The records that follow must be reproduced in full, exactly as written.

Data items
------------
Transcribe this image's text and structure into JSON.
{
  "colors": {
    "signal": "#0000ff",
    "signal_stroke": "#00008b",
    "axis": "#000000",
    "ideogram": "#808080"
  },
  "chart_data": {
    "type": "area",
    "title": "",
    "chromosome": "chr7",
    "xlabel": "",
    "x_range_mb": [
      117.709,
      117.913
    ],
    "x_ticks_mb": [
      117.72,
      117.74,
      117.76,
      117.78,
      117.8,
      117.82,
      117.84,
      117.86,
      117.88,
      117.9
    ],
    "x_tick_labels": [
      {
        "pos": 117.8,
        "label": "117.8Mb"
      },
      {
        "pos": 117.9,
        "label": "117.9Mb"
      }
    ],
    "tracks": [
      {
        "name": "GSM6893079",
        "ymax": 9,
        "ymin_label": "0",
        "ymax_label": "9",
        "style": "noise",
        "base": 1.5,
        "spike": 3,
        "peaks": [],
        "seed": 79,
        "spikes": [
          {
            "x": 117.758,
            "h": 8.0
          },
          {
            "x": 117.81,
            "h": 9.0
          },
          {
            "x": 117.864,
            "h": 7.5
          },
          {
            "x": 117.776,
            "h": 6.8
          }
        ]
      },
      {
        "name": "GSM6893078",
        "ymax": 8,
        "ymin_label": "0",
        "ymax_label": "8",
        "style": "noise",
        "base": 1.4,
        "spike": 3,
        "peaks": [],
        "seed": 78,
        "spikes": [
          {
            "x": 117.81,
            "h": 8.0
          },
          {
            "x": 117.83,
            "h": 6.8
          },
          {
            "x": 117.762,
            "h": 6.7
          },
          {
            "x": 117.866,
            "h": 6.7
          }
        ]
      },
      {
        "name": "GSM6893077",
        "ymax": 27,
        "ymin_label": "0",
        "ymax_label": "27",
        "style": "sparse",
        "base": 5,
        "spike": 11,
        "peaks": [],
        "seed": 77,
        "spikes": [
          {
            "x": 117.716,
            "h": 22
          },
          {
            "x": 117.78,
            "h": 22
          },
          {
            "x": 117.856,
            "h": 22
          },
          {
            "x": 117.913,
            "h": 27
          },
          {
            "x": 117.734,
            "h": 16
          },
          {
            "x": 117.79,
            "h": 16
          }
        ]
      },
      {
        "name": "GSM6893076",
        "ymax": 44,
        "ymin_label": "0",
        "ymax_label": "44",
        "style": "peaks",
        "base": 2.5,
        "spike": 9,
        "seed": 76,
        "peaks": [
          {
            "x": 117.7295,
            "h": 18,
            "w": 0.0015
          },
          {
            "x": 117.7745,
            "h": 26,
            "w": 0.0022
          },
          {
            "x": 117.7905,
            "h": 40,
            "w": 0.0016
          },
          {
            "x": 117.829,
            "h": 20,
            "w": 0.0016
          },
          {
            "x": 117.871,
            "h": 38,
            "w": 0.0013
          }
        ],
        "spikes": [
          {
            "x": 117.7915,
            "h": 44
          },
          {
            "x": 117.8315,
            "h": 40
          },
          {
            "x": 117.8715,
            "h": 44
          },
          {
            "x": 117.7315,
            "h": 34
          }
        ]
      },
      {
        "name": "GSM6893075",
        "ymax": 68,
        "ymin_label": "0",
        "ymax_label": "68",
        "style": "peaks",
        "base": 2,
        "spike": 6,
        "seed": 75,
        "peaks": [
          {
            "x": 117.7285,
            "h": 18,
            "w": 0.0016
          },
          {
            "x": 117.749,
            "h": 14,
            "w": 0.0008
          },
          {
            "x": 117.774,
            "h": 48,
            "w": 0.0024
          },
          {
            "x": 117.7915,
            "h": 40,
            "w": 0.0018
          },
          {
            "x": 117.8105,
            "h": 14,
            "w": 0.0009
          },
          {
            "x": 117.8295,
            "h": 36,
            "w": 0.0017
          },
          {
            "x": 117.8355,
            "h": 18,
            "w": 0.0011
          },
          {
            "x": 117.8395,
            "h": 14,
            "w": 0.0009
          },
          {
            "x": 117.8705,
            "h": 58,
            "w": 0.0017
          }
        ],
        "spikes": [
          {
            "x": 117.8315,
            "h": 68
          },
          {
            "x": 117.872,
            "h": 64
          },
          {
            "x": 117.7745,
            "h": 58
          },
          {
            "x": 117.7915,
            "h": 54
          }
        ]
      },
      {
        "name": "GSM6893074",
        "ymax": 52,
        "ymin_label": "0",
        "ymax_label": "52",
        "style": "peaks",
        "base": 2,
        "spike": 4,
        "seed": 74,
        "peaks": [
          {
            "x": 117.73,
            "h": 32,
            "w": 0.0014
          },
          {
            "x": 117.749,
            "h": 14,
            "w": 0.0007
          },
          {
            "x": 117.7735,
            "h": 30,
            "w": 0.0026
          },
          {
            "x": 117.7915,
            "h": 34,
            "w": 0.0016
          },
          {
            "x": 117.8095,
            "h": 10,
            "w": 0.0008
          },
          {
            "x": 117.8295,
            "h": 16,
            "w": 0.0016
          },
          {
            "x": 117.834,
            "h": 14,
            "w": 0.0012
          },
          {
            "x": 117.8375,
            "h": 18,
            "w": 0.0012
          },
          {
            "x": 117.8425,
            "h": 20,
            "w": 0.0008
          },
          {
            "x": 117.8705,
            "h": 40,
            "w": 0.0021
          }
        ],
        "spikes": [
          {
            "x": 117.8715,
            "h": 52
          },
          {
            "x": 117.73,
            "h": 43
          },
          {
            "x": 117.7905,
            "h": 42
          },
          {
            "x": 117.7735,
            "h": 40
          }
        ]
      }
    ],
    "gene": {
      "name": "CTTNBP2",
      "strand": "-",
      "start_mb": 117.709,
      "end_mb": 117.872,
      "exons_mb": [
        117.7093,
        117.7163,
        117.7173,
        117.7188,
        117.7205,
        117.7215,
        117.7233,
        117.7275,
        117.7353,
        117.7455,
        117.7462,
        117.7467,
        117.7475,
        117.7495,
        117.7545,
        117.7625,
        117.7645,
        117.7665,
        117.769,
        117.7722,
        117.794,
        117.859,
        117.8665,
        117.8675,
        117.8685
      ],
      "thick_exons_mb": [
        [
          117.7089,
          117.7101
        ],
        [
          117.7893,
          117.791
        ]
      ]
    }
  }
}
------------
## Solution
Transcribe this image's text and structure into JSON.
{
  "colors": {
    "signal": "#0000ff",
    "signal_stroke": "#00008b",
    "axis": "#000000",
    "ideogram": "#808080"
  },
  "chart_data": {
    "type": "area",
    "title": "",
    "chromosome": "chr7",
    "xlabel": "",
    "x_range_mb": [
      117.709,
      117.913
    ],
    "x_ticks_mb": [
      117.72,
      117.74,
      117.76,
      117.78,
      117.8,
      117.82,
      117.84,
      117.86,
      117.88,
      117.9
    ],
    "x_tick_labels": [
      {
        "pos": 117.8,
        "label": "117.8Mb"
      },
      {
        "pos": 117.9,
        "label": "117.9Mb"
      }
    ],
    "tracks": [
      {
        "name": "GSM6893079",
        "ymax": 9,
        "ymin_label": "0",
        "ymax_label": "9",
        "style": "noise",
        "base": 1.5,
        "spike": 3,
        "peaks": [],
        "seed": 79,
        "spikes": [
          {
            "x": 117.758,
            "h": 8.0
          },
          {
            "x": 117.81,
            "h": 9.0
          },
          {
            "x": 117.864,
            "h": 7.5
          },
          {
            "x": 117.776,
            "h": 6.8
          }
        ]
      },
      {
        "name": "GSM6893078",
        "ymax": 8,
        "ymin_label": "0",
        "ymax_label": "8",
        "style": "noise",
        "base": 1.4,
        "spike": 3,
        "peaks": [],
        "seed": 78,
        "spikes": [
          {
            "x": 117.81,
            "h": 8.0
          },
          {
            "x": 117.83,
            "h": 6.8
          },
          {
            "x": 117.762,
            "h": 6.7
          },
          {
            "x": 117.866,
            "h": 6.7
          }
        ]
      },
      {
        "name": "GSM6893077",
        "ymax": 27,
        "ymin_label": "0",
        "ymax_label": "27",
        "style": "sparse",
        "base": 5,
        "spike": 11,
        "peaks": [],
        "seed": 77,
        "spikes": [
          {
            "x": 117.716,
            "h": 22
          },
          {
            "x": 117.78,
            "h": 22
          },
          {
            "x": 117.856,
            "h": 22
          },
          {
            "x": 117.913,
            "h": 27
          },
          {
            "x": 117.734,
            "h": 16
          },
          {
            "x": 117.79,
            "h": 16
          }
        ]
      },
      {
        "name": "GSM6893076",
        "ymax": 44,
        "ymin_label": "0",
        "ymax_label": "44",
        "style": "peaks",
        "base": 2.5,
        "spike": 9,
        "seed": 76,
        "peaks": [
          {
            "x": 117.7295,
            "h": 18,
            "w": 0.0015
          },
          {
            "x": 117.7745,
            "h": 26,
            "w": 0.0022
          },
          {
            "x": 117.7905,
            "h": 40,
            "w": 0.0016
          },
          {
            "x": 117.829,
            "h": 20,
            "w": 0.0016
          },
          {
            "x": 117.871,
            "h": 38,
            "w": 0.0013
          }
        ],
        "spikes": [
          {
            "x": 117.7915,
            "h": 44
          },
          {
            "x": 117.8315,
            "h": 40
          },
          {
            "x": 117.8715,
            "h": 44
          },
          {
            "x": 117.7315,
            "h": 34
          }
        ]
      },
      {
        "name": "GSM6893075",
        "ymax": 68,
        "ymin_label": "0",
        "ymax_label": "68",
        "style": "peaks",
        "base": 2,
        "spike": 6,
        "seed": 75,
        "peaks": [
          {
            "x": 117.7285,
            "h": 18,
            "w": 0.0016
          },
          {
            "x": 117.749,
            "h": 14,
            "w": 0.0008
          },
          {
            "x": 117.774,
            "h": 48,
            "w": 0.0024
          },
          {
            "x": 117.7915,
            "h": 40,
            "w": 0.0018
          },
          {
            "x": 117.8105,
            "h": 14,
            "w": 0.0009
          },
          {
            "x": 117.8295,
            "h": 36,
            "w": 0.0017
          },
          {
            "x": 117.8355,
            "h": 18,
            "w": 0.0011
          },
          {
            "x": 117.8395,
            "h": 14,
            "w": 0.0009
          },
          {
            "x": 117.8705,
            "h": 58,
            "w": 0.0017
          }
        ],
        "spikes": [
          {
            "x": 117.8315,
            "h": 68
          },
          {
            "x": 117.872,
            "h": 64
          },
          {
            "x": 117.7745,
            "h": 58
          },
          {
            "x": 117.7915,
            "h": 54
          }
        ]
      },
      {
        "name": "GSM6893074",
        "ymax": 52,
        "ymin_label": "0",
        "ymax_label": "52",
        "style": "peaks",
        "base": 2,
        "spike": 4,
        "seed": 74,
        "peaks": [
          {
            "x": 117.73,
            "h": 32,
            "w": 0.0014
          },
          {
            "x": 117.749,
            "h": 14,
            "w": 0.0007
          },
          {
            "x": 117.7735,
            "h": 30,
            "w": 0.0026
          },
          {
            "x": 117.7915,
            "h": 34,
            "w": 0.0016
          },
          {
            "x": 117.8095,
            "h": 10,
            "w": 0.0008
          },
          {
            "x": 117.8295,
            "h": 16,
            "w": 0.0016
          },
          {
            "x": 117.834,
            "h": 14,
            "w": 0.0012
          },
          {
            "x": 117.8375,
            "h": 18,
            "w": 0.0012
          },
          {
            "x": 117.8425,
            "h": 20,
            "w": 0.0008
          },
          {
            "x": 117.8705,
            "h": 40,
            "w": 0.0021
          }
        ],
        "spikes": [
          {
            "x": 117.8715,
            "h": 52
          },
          {
            "x": 117.73,
            "h": 43
          },
          {
            "x": 117.7905,
            "h": 42
          },
          {
            "x": 117.7735,
            "h": 40
          }
        ]
      }
    ],
    "gene": {
      "name": "CTTNBP2",
      "strand": "-",
      "start_mb": 117.709,
      "end_mb": 117.872,
      "exons_mb": [
        117.7093,
        117.7163,
        117.7173,
        117.7188,
        117.7205,
        117.7215,
        117.7233,
        117.7275,
        117.7353,
        117.7455,
        117.7462,
        117.7467,
        117.7475,
        117.7495,
        117.7545,
        117.7625,
        117.7645,
        117.7665,
        117.769,
        117.7722,
        117.794,
        117.859,
        117.8665,
        117.8675,
        117.8685
      ],
      "thick_exons_mb": [
        [
          117.7089,
          117.7101
        ],
        [
          117.7893,
          117.791
        ]
      ]
    }
  }
}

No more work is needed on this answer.